### Exercise aim
List each line of the data that holds the string "سؤال".

** start Data records **

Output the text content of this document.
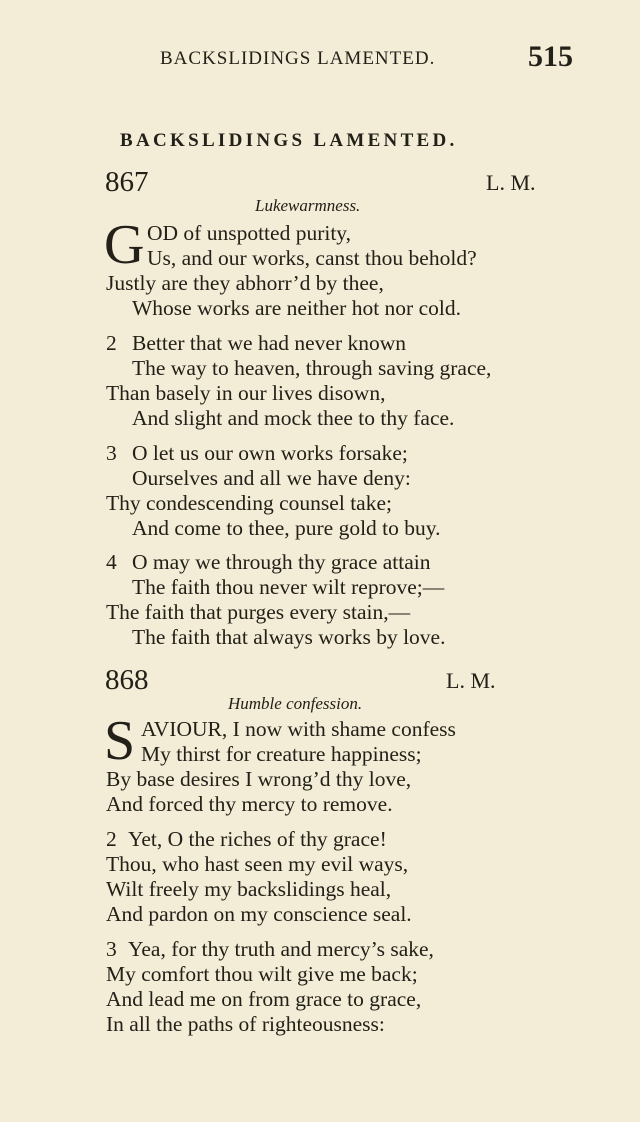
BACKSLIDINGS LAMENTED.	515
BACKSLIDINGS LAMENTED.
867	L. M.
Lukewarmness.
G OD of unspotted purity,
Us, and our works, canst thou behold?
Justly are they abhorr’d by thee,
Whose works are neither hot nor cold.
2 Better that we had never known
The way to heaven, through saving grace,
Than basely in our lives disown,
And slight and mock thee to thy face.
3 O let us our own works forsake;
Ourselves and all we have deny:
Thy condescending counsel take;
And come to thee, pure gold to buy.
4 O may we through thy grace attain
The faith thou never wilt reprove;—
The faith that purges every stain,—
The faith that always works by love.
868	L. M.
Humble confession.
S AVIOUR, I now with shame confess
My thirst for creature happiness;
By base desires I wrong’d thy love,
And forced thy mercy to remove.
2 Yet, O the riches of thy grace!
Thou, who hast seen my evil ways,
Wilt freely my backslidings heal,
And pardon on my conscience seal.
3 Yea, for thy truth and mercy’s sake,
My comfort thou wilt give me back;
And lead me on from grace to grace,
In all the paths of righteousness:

** end Data records **
** start Data records **

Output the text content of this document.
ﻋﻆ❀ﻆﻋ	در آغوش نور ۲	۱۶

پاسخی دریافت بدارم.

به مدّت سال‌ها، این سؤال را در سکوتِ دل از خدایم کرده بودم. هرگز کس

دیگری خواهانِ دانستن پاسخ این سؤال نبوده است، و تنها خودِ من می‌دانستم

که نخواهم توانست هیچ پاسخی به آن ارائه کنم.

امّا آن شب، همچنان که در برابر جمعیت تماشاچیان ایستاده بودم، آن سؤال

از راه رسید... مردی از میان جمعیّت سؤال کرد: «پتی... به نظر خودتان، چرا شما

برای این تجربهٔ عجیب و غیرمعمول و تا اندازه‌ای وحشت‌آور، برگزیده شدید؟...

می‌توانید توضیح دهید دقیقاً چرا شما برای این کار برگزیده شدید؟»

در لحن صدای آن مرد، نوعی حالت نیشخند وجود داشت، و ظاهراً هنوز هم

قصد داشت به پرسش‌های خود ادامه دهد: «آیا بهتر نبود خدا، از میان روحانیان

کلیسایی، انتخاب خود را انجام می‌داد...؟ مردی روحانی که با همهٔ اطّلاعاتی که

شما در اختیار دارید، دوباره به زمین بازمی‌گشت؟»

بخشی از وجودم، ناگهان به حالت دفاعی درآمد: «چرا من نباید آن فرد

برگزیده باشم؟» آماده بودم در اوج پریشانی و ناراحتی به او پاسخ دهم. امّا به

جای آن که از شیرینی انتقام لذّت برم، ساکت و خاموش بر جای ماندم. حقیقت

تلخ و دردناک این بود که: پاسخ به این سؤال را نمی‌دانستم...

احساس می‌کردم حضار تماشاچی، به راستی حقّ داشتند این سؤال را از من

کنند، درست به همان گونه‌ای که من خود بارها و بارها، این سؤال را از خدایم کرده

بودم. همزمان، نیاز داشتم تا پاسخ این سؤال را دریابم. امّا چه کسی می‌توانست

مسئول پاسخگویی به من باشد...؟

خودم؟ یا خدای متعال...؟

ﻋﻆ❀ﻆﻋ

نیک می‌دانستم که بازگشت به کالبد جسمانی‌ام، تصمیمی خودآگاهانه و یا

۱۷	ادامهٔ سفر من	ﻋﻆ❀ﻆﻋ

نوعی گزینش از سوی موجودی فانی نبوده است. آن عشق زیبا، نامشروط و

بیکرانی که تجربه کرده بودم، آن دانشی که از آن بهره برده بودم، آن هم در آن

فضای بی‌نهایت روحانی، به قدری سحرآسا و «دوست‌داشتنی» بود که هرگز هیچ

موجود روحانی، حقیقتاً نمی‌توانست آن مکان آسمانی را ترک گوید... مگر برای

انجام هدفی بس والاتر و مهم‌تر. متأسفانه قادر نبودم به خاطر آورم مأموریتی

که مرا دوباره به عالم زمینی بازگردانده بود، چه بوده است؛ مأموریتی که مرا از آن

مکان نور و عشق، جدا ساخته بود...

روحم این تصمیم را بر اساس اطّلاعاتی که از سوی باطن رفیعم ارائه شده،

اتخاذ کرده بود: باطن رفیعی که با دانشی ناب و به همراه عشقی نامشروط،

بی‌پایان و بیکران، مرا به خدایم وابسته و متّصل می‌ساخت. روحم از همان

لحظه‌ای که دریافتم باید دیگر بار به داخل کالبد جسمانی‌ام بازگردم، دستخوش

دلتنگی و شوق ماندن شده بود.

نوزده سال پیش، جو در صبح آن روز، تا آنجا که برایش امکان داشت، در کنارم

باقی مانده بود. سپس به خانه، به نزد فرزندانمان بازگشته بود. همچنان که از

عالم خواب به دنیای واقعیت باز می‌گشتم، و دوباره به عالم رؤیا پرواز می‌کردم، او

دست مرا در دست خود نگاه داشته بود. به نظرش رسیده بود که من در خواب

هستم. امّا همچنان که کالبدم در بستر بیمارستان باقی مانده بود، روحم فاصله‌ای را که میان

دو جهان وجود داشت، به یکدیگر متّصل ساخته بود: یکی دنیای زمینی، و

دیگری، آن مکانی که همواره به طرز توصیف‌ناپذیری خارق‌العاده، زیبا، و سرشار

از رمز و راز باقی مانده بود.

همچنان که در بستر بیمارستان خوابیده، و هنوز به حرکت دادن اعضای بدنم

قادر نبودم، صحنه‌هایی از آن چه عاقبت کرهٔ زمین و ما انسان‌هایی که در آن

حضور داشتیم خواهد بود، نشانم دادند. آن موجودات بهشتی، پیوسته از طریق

** end Data records **

### Task result
به مدّت سال‌ها، این سؤال را در سکوتِ دل از خدایم کرده بودم. هرگز کس
دیگری خواهانِ دانستن پاسخ این سؤال نبوده است، و تنها خودِ من می‌دانستم
امّا آن شب، همچنان که در برابر جمعیت تماشاچیان ایستاده بودم، آن سؤال
از راه رسید... مردی از میان جمعیّت سؤال کرد: «پتی... به نظر خودتان، چرا شما
تلخ و دردناک این بود که: پاسخ به این سؤال را نمی‌دانستم...
احساس می‌کردم حضار تماشاچی، به راستی حقّ داشتند این سؤال را از من
کنند، درست به همان گونه‌ای که من خود بارها و بارها، این سؤال را از خدایم کرده
بودم. همزمان، نیاز داشتم تا پاسخ این سؤال را دریابم. امّا چه کسی می‌توانست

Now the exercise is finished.